→ DIRECTION
Reproduce verbatim the lines of the records below, starting at the line that contains "product-image[interactable] — [207, 282, 399, 420]" and ending at the line that contains "shop-name-link[interactable]: cửa hàng hàng đầu qveg", with both of those lines included.

(Element region listings)

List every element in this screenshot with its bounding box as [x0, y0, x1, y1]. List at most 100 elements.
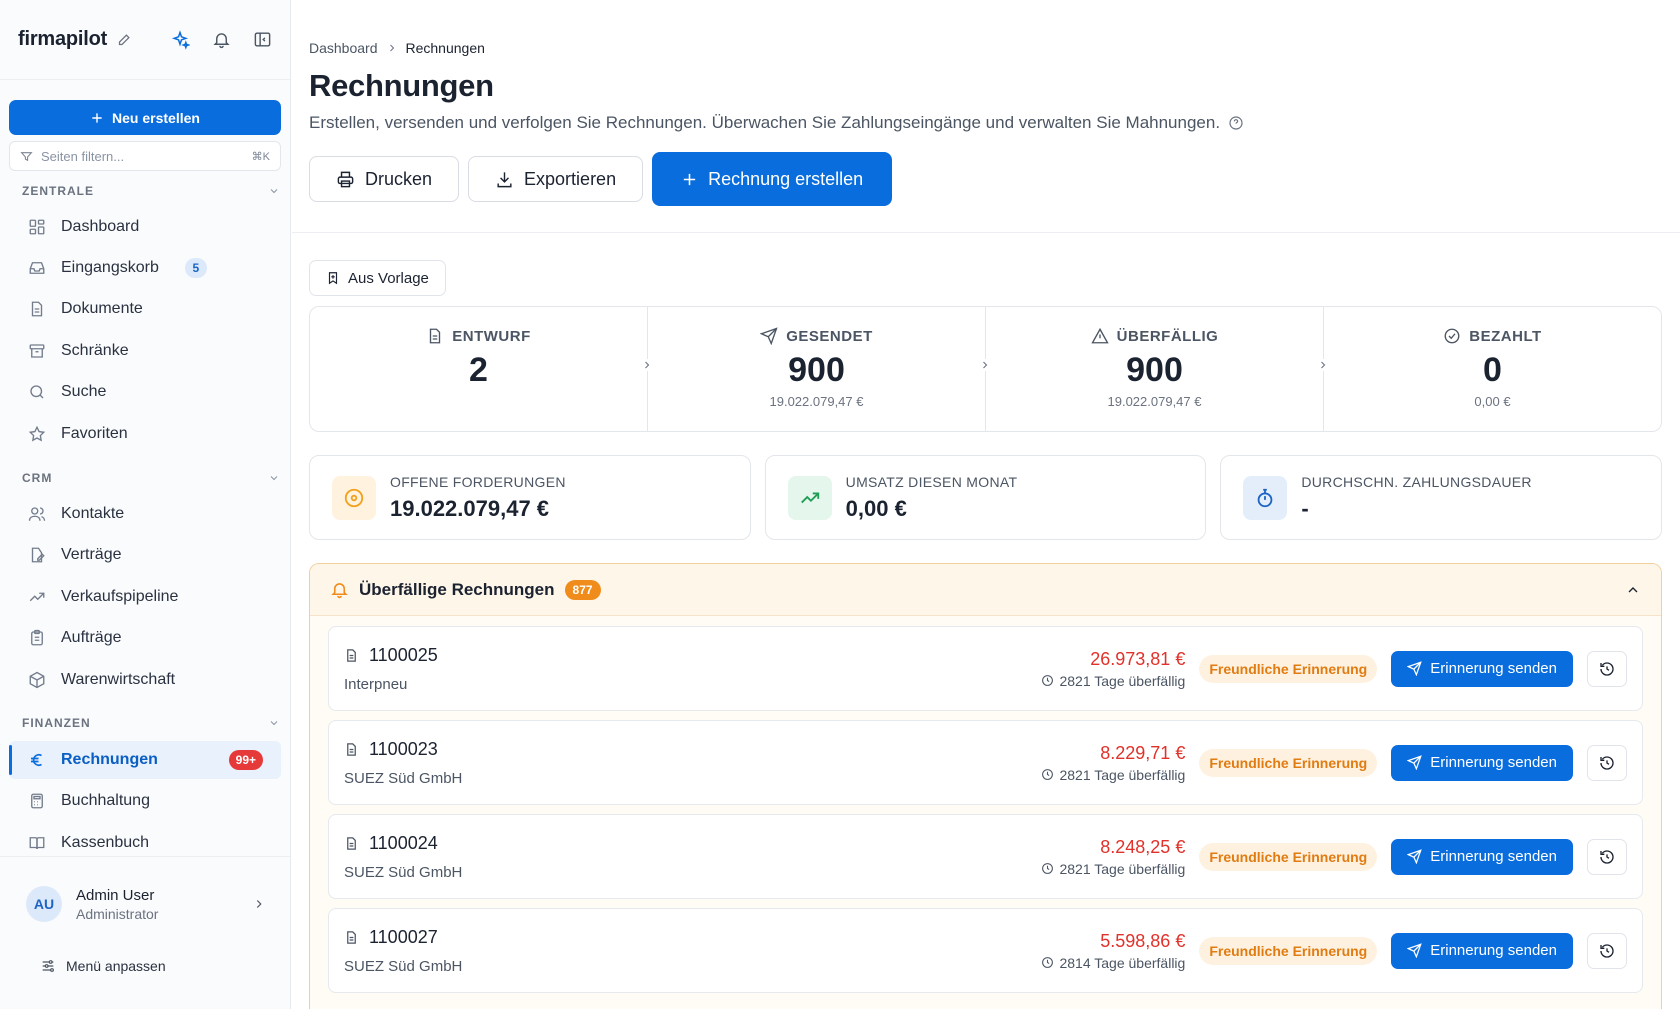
invoice-number[interactable]: 1100024	[369, 833, 438, 854]
page-actions: Drucken Exportieren Rechnung erstellen	[309, 152, 893, 206]
print-label: Drucken	[365, 168, 433, 189]
status-sub: 19.022.079,47 €	[1107, 394, 1202, 409]
filter-shortcut: ⌘K	[251, 150, 270, 163]
trending-up-icon	[787, 475, 832, 520]
sidebar-item-buchhaltung[interactable]: Buchhaltung	[9, 782, 281, 820]
kpi-label: DURCHSCHN. ZAHLUNGSDAUER	[1301, 473, 1532, 490]
print-button[interactable]: Drucken	[309, 156, 460, 202]
sidebar-item-verkaufspipeline[interactable]: Verkaufspipeline	[9, 578, 281, 616]
from-template-button[interactable]: Aus Vorlage	[309, 260, 446, 296]
reminder-level-badge: Freundliche Erinnerung	[1199, 936, 1378, 965]
sidebar-item-dashboard[interactable]: Dashboard	[9, 208, 281, 246]
send-reminder-button[interactable]: Erinnerung senden	[1391, 838, 1573, 875]
history-button[interactable]	[1587, 838, 1627, 875]
user-menu[interactable]: AU Admin User Administrator	[26, 886, 266, 922]
overdue-invoice-row[interactable]: 1100023 SUEZ Süd GmbH 8.229,71 € 2821 Ta…	[328, 720, 1643, 805]
menu-adjust-button[interactable]: Menü anpassen	[40, 958, 166, 974]
status-value: 900	[788, 351, 845, 389]
inbox-count-badge: 5	[184, 258, 207, 278]
sidebar-item-dokumente[interactable]: Dokumente	[9, 290, 281, 328]
overdue-panel-header[interactable]: Überfällige Rechnungen 877	[310, 564, 1661, 616]
page-filter-input[interactable]: Seiten filtern... ⌘K	[9, 141, 281, 171]
invoice-count-badge: 99+	[228, 750, 263, 770]
status-sent[interactable]: GESENDET 900 19.022.079,47 €	[648, 307, 991, 431]
download-icon	[497, 171, 512, 187]
stopwatch-icon	[1243, 475, 1288, 520]
invoice-amount: 5.598,86 €	[1100, 930, 1186, 951]
invoice-amount: 8.229,71 €	[1100, 742, 1186, 763]
section-crm[interactable]: CRM	[22, 471, 280, 485]
kpi-monthly-revenue: UMSATZ DIESEN MONAT 0,00 €	[764, 455, 1207, 540]
breadcrumb-dashboard[interactable]: Dashboard	[309, 40, 378, 56]
euro-icon	[27, 750, 47, 770]
invoice-client: SUEZ Süd GmbH	[344, 769, 463, 787]
help-icon[interactable]	[1228, 115, 1244, 131]
sidebar-item-warenwirtschaft[interactable]: Warenwirtschaft	[9, 661, 281, 699]
export-button[interactable]: Exportieren	[468, 156, 644, 202]
send-reminder-button[interactable]: Erinnerung senden	[1391, 932, 1573, 969]
sidebar-item-label: Buchhaltung	[61, 792, 150, 809]
sidebar-item-eingangskorb[interactable]: Eingangskorb 5	[9, 249, 281, 287]
send-reminder-label: Erinnerung senden	[1430, 848, 1557, 865]
kpi-label: OFFENE FORDERUNGEN	[390, 473, 566, 490]
invoice-number[interactable]: 1100027	[369, 927, 438, 948]
status-overdue[interactable]: ÜBERFÄLLIG 900 19.022.079,47 €	[986, 307, 1329, 431]
invoice-client: Interpneu	[344, 675, 408, 693]
sidebar-header: firmapilot	[0, 0, 290, 80]
trend-icon	[27, 587, 47, 607]
sidebar-item-label: Warenwirtschaft	[61, 671, 176, 688]
overdue-invoice-row[interactable]: 1100027 SUEZ Süd GmbH 5.598,86 € 2814 Ta…	[328, 908, 1643, 993]
filter-icon	[20, 151, 33, 161]
sidebar-item-suche[interactable]: Suche	[9, 373, 281, 411]
chevron-up-icon[interactable]	[1625, 582, 1641, 598]
send-reminder-button[interactable]: Erinnerung senden	[1391, 650, 1573, 687]
filter-placeholder: Seiten filtern...	[41, 148, 125, 164]
sliders-icon	[42, 960, 54, 972]
contract-icon	[27, 545, 47, 565]
calculator-icon	[27, 791, 47, 811]
bell-icon[interactable]	[212, 30, 231, 49]
status-draft[interactable]: ENTWURF 2	[310, 307, 653, 431]
file-icon	[347, 648, 356, 662]
plus-icon	[92, 112, 102, 123]
sidebar-divider	[0, 856, 290, 857]
chevron-right-icon	[256, 900, 262, 908]
edit-pencil-icon[interactable]	[117, 32, 132, 47]
package-icon	[27, 670, 47, 690]
section-zentrale[interactable]: ZENTRALE	[22, 184, 280, 198]
clock-icon	[1042, 957, 1054, 968]
send-icon	[1407, 755, 1423, 770]
history-button[interactable]	[1587, 650, 1627, 687]
brand-logo[interactable]: firmapilot	[18, 28, 107, 51]
sidebar-item-rechnungen[interactable]: Rechnungen 99+	[9, 741, 281, 779]
sidebar-item-auftraege[interactable]: Aufträge	[9, 619, 281, 657]
create-invoice-button[interactable]: Rechnung erstellen	[652, 152, 893, 206]
overdue-list: 1100025 Interpneu 26.973,81 € 2821 Tage …	[310, 616, 1661, 993]
kpi-open-receivables: OFFENE FORDERUNGEN 19.022.079,47 €	[309, 455, 751, 540]
section-finanzen[interactable]: FINANZEN	[22, 716, 280, 730]
overdue-invoice-row[interactable]: 1100024 SUEZ Süd GmbH 8.248,25 € 2821 Ta…	[328, 814, 1643, 899]
from-template-label: Aus Vorlage	[348, 269, 429, 287]
sidebar-item-label: Kontakte	[61, 505, 125, 522]
overdue-invoice-row[interactable]: 1100025 Interpneu 26.973,81 € 2821 Tage …	[328, 626, 1643, 711]
sidebar-collapse-icon[interactable]	[253, 30, 272, 49]
sidebar-item-favoriten[interactable]: Favoriten	[9, 415, 281, 453]
send-reminder-label: Erinnerung senden	[1430, 754, 1557, 771]
status-paid[interactable]: BEZAHLT 0 0,00 €	[1324, 307, 1661, 431]
new-create-button[interactable]: Neu erstellen	[9, 100, 281, 135]
file-icon	[347, 742, 356, 756]
invoice-number[interactable]: 1100025	[369, 645, 438, 666]
clock-icon	[1042, 675, 1054, 686]
sidebar-item-label: Rechnungen	[61, 751, 158, 768]
history-button[interactable]	[1587, 744, 1627, 781]
reminder-level-badge: Freundliche Erinnerung	[1199, 654, 1378, 683]
sparkles-icon[interactable]	[170, 29, 190, 50]
send-reminder-label: Erinnerung senden	[1430, 660, 1557, 677]
sidebar-item-vertraege[interactable]: Verträge	[9, 536, 281, 574]
send-reminder-button[interactable]: Erinnerung senden	[1391, 744, 1573, 781]
invoice-number[interactable]: 1100023	[369, 739, 438, 760]
sidebar-item-schraenke[interactable]: Schränke	[9, 332, 281, 370]
overdue-count-badge: 877	[564, 579, 601, 600]
history-button[interactable]	[1587, 932, 1627, 969]
sidebar-item-kontakte[interactable]: Kontakte	[9, 495, 281, 533]
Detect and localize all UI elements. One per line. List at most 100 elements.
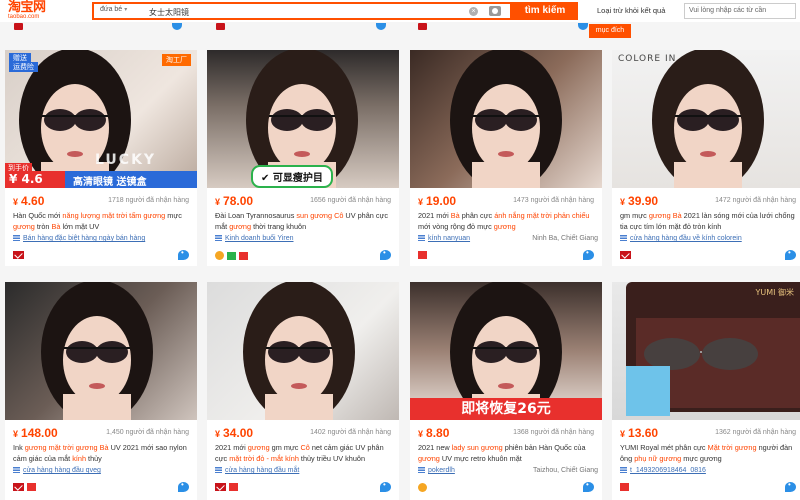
product-image[interactable] — [207, 282, 399, 420]
wangwang-chat-icon[interactable] — [583, 480, 594, 492]
badge-row — [215, 483, 241, 492]
search-scope-dropdown[interactable]: đứa bé ▾ — [100, 6, 127, 13]
wangwang-icon[interactable] — [172, 23, 182, 30]
product-card[interactable]: ✔ 可显瘦护目 ¥78.00 1656 người đã nhận hàng Đài … — [207, 50, 399, 266]
shop-name-link[interactable]: cửa hàng hàng đầu qveg — [23, 467, 101, 474]
product-card[interactable]: ¥148.00 1,450 người đã nhận hàng Ink gương… — [5, 282, 197, 500]
red-badge-icon — [239, 252, 248, 260]
title-keyword: Bà — [450, 211, 460, 220]
clear-icon[interactable]: × — [469, 7, 478, 16]
shop-icon — [13, 467, 20, 473]
shop-name-link[interactable]: t_1493206918464_0816 — [630, 467, 706, 474]
wangwang-chat-icon[interactable] — [178, 248, 189, 260]
mail-badge-icon — [418, 23, 427, 30]
wangwang-chat-icon[interactable] — [785, 480, 796, 492]
shop-name-link[interactable]: pokerdlh — [428, 467, 455, 474]
title-keyword: gương — [247, 443, 270, 452]
factory-badge: 淘工厂 — [162, 54, 191, 66]
price-value: 34.00 — [223, 426, 254, 440]
title-text: YUMI Royal mét phân cực — [620, 443, 708, 452]
exclude-input[interactable]: Vui lòng nhập các từ cần — [684, 3, 796, 19]
camera-icon[interactable] — [489, 6, 501, 16]
product-title[interactable]: 2021 mới Bà phân cực ánh nắng mặt trời p… — [418, 210, 596, 232]
product-card[interactable]: ¥34.00 1402 người đã nhận hàng 2021 mới gư… — [207, 282, 399, 500]
product-card[interactable]: COLORE IN ¥39.90 1472 người đã nhận hàng gm… — [612, 50, 800, 266]
wangwang-chat-icon[interactable] — [380, 248, 391, 260]
red-badge-icon — [620, 483, 629, 491]
shop-name-link[interactable]: cửa hàng hàng đầu mắt — [225, 467, 299, 474]
shop-name-link[interactable]: Kinh doanh buổi Yiren — [225, 235, 294, 242]
product-image[interactable]: COLORE IN — [612, 50, 800, 188]
chevron-down-icon: ▾ — [124, 7, 128, 13]
shop-icon — [620, 467, 627, 473]
wangwang-chat-icon[interactable] — [583, 248, 594, 260]
badge-row — [13, 483, 39, 492]
product-price: ¥39.90 — [620, 194, 658, 208]
product-image[interactable]: 赠送 运费险 淘工厂 LUCKY 到手价 ¥ 4.6 高清眼镜 送镜盒 — [5, 50, 197, 188]
product-title[interactable]: 2021 new lady sun gương phiên bản Hàn Qu… — [418, 442, 596, 464]
product-title[interactable]: 2021 mới gương gm mực Cô net cảm giác UV… — [215, 442, 393, 464]
search-button[interactable]: tìm kiếm — [512, 2, 578, 20]
price-value: 39.90 — [628, 194, 659, 208]
model-silhouette — [243, 282, 355, 420]
product-title[interactable]: Hàn Quốc mới năng lượng mặt trời tấm gươ… — [13, 210, 191, 232]
product-card[interactable]: ¥19.00 1473 người đã nhận hàng 2021 mới Bà… — [410, 50, 602, 266]
currency-symbol: ¥ — [620, 429, 626, 439]
product-card[interactable]: 即将恢复26元 ¥8.80 1368 người đã nhận hàng 2021 … — [410, 282, 602, 500]
title-keyword: phụ nữ gương — [634, 454, 682, 463]
title-keyword: năng lượng mặt trời tấm gương — [62, 211, 166, 220]
logo-url: taobao.com — [8, 14, 40, 20]
badge-row — [418, 483, 430, 492]
slimming-badge: ✔ 可显瘦护目 — [251, 165, 333, 188]
product-image[interactable]: YUMI 御米 — [612, 282, 800, 420]
product-image[interactable]: 即将恢复26元 — [410, 282, 602, 420]
title-keyword: mặt trời đỏ - mắt kính — [229, 454, 299, 463]
wangwang-icon[interactable] — [376, 23, 386, 30]
shop-name-link[interactable]: Bán hàng đặc biệt hàng ngày bán hàng — [23, 235, 145, 242]
product-image[interactable] — [410, 50, 602, 188]
gold-badge-icon — [215, 251, 224, 260]
shop-location: Taizhou, Chiết Giang — [533, 467, 598, 474]
product-image[interactable] — [5, 282, 197, 420]
badge-row — [13, 251, 27, 260]
search-input[interactable] — [149, 6, 489, 18]
title-text: phiên bản Hàn Quốc của — [502, 443, 586, 452]
product-card[interactable]: YUMI 御米 ¥13.60 1362 người đã nhận hàng YUMI… — [612, 282, 800, 500]
shop-row: Bán hàng đặc biệt hàng ngày bán hàng — [13, 235, 193, 242]
sold-count: 1368 người đã nhận hàng — [513, 429, 594, 436]
mail-badge-icon — [215, 483, 226, 491]
product-title[interactable]: YUMI Royal mét phân cực Mặt trời gương n… — [620, 442, 798, 464]
red-badge-icon — [229, 483, 238, 491]
red-badge-icon — [418, 251, 427, 259]
title-text: mới vòng rộng đỏ mực — [418, 222, 494, 231]
title-text: phân cực — [459, 211, 495, 220]
wangwang-chat-icon[interactable] — [178, 480, 189, 492]
title-keyword: gương — [418, 454, 440, 463]
shop-location: Ninh Ba, Chiết Giang — [532, 235, 598, 242]
product-title[interactable]: gm mực gương Bà 2021 làn sóng mới của lư… — [620, 210, 798, 232]
mail-badge-icon — [14, 23, 23, 30]
shop-icon — [215, 235, 222, 241]
product-title[interactable]: Ink gương mặt trời gương Bà UV 2021 mới … — [13, 442, 191, 464]
model-silhouette — [41, 282, 153, 420]
product-card[interactable]: 赠送 运费险 淘工厂 LUCKY 到手价 ¥ 4.6 高清眼镜 送镜盒 ¥4.60 1718 … — [5, 50, 197, 266]
wangwang-icon[interactable] — [578, 23, 588, 30]
title-keyword: gương mặt trời gương — [24, 443, 98, 452]
taobao-logo[interactable]: 淘宝网 taobao.com — [8, 1, 76, 21]
title-text: Hàn Quốc mới — [13, 211, 63, 220]
wangwang-chat-icon[interactable] — [785, 248, 796, 260]
product-title[interactable]: Đài Loan Tyrannosaurus sun gương Cô UV p… — [215, 210, 393, 232]
currency-symbol: ¥ — [620, 197, 626, 207]
product-image[interactable]: ✔ 可显瘦护目 — [207, 50, 399, 188]
product-price: ¥34.00 — [215, 426, 253, 440]
purpose-tag-button[interactable]: mục đích — [589, 24, 631, 38]
shop-name-link[interactable]: kính nanyuan — [428, 235, 470, 242]
title-text: gm mực — [620, 211, 649, 220]
logo-text: 淘宝网 — [8, 0, 46, 15]
shop-name-link[interactable]: cửa hàng hàng đầu về kính colorein — [630, 235, 742, 242]
title-text: lớn mặt UV — [60, 222, 100, 231]
model-silhouette — [652, 50, 764, 188]
currency-symbol: ¥ — [215, 197, 221, 207]
wangwang-chat-icon[interactable] — [380, 480, 391, 492]
product-price: ¥13.60 — [620, 426, 658, 440]
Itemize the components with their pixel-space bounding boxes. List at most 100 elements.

→ OUTPUT OF THE TASK
product-image[interactable] — [207, 282, 399, 420]
wangwang-chat-icon[interactable] — [583, 480, 594, 492]
badge-row — [215, 483, 241, 492]
search-scope-dropdown[interactable]: đứa bé ▾ — [100, 6, 127, 13]
wangwang-icon[interactable] — [172, 23, 182, 30]
product-card[interactable]: ✔ 可显瘦护目 ¥78.00 1656 người đã nhận hàng Đài … — [207, 50, 399, 266]
shop-name-link[interactable]: cửa hàng hàng đầu qveg — [23, 467, 101, 474]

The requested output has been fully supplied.